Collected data
— begin —
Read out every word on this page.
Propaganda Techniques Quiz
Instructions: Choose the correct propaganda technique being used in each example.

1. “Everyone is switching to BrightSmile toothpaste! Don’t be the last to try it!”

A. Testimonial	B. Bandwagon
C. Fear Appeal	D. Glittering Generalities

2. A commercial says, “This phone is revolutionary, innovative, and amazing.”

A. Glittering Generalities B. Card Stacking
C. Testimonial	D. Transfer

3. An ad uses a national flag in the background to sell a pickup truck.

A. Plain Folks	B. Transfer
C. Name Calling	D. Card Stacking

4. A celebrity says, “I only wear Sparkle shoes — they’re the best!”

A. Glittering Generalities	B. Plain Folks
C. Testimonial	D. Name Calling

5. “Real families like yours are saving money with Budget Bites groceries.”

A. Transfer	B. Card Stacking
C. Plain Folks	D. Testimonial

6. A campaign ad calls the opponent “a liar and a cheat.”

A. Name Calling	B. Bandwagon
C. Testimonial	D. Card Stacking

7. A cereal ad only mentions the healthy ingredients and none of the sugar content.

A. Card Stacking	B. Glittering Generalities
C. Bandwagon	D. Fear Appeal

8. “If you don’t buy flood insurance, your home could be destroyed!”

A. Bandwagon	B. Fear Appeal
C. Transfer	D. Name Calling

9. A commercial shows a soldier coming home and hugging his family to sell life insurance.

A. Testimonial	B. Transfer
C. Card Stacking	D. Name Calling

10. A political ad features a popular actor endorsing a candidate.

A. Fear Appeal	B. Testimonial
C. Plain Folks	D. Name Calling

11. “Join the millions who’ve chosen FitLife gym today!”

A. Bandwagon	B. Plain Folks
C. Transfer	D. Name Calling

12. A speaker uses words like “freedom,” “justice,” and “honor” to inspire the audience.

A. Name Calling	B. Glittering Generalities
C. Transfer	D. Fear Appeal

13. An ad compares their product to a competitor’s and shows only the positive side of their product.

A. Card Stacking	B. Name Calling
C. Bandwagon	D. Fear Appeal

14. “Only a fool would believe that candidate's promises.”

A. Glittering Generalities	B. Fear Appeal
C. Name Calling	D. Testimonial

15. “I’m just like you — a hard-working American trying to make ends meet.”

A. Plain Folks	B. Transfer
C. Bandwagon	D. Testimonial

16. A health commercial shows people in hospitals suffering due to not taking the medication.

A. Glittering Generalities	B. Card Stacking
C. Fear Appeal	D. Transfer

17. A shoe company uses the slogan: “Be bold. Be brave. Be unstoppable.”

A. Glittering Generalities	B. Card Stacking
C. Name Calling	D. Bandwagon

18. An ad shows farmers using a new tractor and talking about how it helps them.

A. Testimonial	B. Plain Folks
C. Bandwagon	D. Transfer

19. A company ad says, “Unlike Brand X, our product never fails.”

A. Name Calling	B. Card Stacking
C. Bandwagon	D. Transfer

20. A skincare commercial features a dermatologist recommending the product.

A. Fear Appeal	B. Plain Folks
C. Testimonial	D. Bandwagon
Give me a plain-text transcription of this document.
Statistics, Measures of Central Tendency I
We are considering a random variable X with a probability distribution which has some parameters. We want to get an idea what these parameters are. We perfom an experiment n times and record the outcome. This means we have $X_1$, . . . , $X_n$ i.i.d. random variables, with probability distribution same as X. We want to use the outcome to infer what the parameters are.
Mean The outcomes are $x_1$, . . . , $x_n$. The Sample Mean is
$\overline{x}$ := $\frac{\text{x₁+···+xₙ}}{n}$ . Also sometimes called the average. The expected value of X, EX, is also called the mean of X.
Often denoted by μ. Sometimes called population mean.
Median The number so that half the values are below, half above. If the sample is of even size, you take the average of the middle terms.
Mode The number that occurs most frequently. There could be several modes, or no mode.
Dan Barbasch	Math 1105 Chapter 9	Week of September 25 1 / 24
— end —
• Task statement:
Retype all of the material above with every character intact.

• Expected answer:
Read out every word on this page.
Propaganda Techniques Quiz
Instructions: Choose the correct propaganda technique being used in each example.

1. “Everyone is switching to BrightSmile toothpaste! Don’t be the last to try it!”

A. Testimonial	B. Bandwagon
C. Fear Appeal	D. Glittering Generalities

2. A commercial says, “This phone is revolutionary, innovative, and amazing.”

A. Glittering Generalities B. Card Stacking
C. Testimonial	D. Transfer

3. An ad uses a national flag in the background to sell a pickup truck.

A. Plain Folks	B. Transfer
C. Name Calling	D. Card Stacking

4. A celebrity says, “I only wear Sparkle shoes — they’re the best!”

A. Glittering Generalities	B. Plain Folks
C. Testimonial	D. Name Calling

5. “Real families like yours are saving money with Budget Bites groceries.”

A. Transfer	B. Card Stacking
C. Plain Folks	D. Testimonial

6. A campaign ad calls the opponent “a liar and a cheat.”

A. Name Calling	B. Bandwagon
C. Testimonial	D. Card Stacking

7. A cereal ad only mentions the healthy ingredients and none of the sugar content.

A. Card Stacking	B. Glittering Generalities
C. Bandwagon	D. Fear Appeal

8. “If you don’t buy flood insurance, your home could be destroyed!”

A. Bandwagon	B. Fear Appeal
C. Transfer	D. Name Calling

9. A commercial shows a soldier coming home and hugging his family to sell life insurance.

A. Testimonial	B. Transfer
C. Card Stacking	D. Name Calling

10. A political ad features a popular actor endorsing a candidate.

A. Fear Appeal	B. Testimonial
C. Plain Folks	D. Name Calling

11. “Join the millions who’ve chosen FitLife gym today!”

A. Bandwagon	B. Plain Folks
C. Transfer	D. Name Calling

12. A speaker uses words like “freedom,” “justice,” and “honor” to inspire the audience.

A. Name Calling	B. Glittering Generalities
C. Transfer	D. Fear Appeal

13. An ad compares their product to a competitor’s and shows only the positive side of their product.

A. Card Stacking	B. Name Calling
C. Bandwagon	D. Fear Appeal

14. “Only a fool would believe that candidate's promises.”

A. Glittering Generalities	B. Fear Appeal
C. Name Calling	D. Testimonial

15. “I’m just like you — a hard-working American trying to make ends meet.”

A. Plain Folks	B. Transfer
C. Bandwagon	D. Testimonial

16. A health commercial shows people in hospitals suffering due to not taking the medication.

A. Glittering Generalities	B. Card Stacking
C. Fear Appeal	D. Transfer

17. A shoe company uses the slogan: “Be bold. Be brave. Be unstoppable.”

A. Glittering Generalities	B. Card Stacking
C. Name Calling	D. Bandwagon

18. An ad shows farmers using a new tractor and talking about how it helps them.

A. Testimonial	B. Plain Folks
C. Bandwagon	D. Transfer

19. A company ad says, “Unlike Brand X, our product never fails.”

A. Name Calling	B. Card Stacking
C. Bandwagon	D. Transfer

20. A skincare commercial features a dermatologist recommending the product.

A. Fear Appeal	B. Plain Folks
C. Testimonial	D. Bandwagon
Give me a plain-text transcription of this document.
Statistics, Measures of Central Tendency I
We are considering a random variable X with a probability distribution which has some parameters. We want to get an idea what these parameters are. We perfom an experiment n times and record the outcome. This means we have $X_1$, . . . , $X_n$ i.i.d. random variables, with probability distribution same as X. We want to use the outcome to infer what the parameters are.
Mean The outcomes are $x_1$, . . . , $x_n$. The Sample Mean is
$\overline{x}$ := $\frac{\text{x₁+···+xₙ}}{n}$ . Also sometimes called the average. The expected value of X, EX, is also called the mean of X.
Often denoted by μ. Sometimes called population mean.
Median The number so that half the values are below, half above. If the sample is of even size, you take the average of the middle terms.
Mode The number that occurs most frequently. There could be several modes, or no mode.
Dan Barbasch	Math 1105 Chapter 9	Week of September 25 1 / 24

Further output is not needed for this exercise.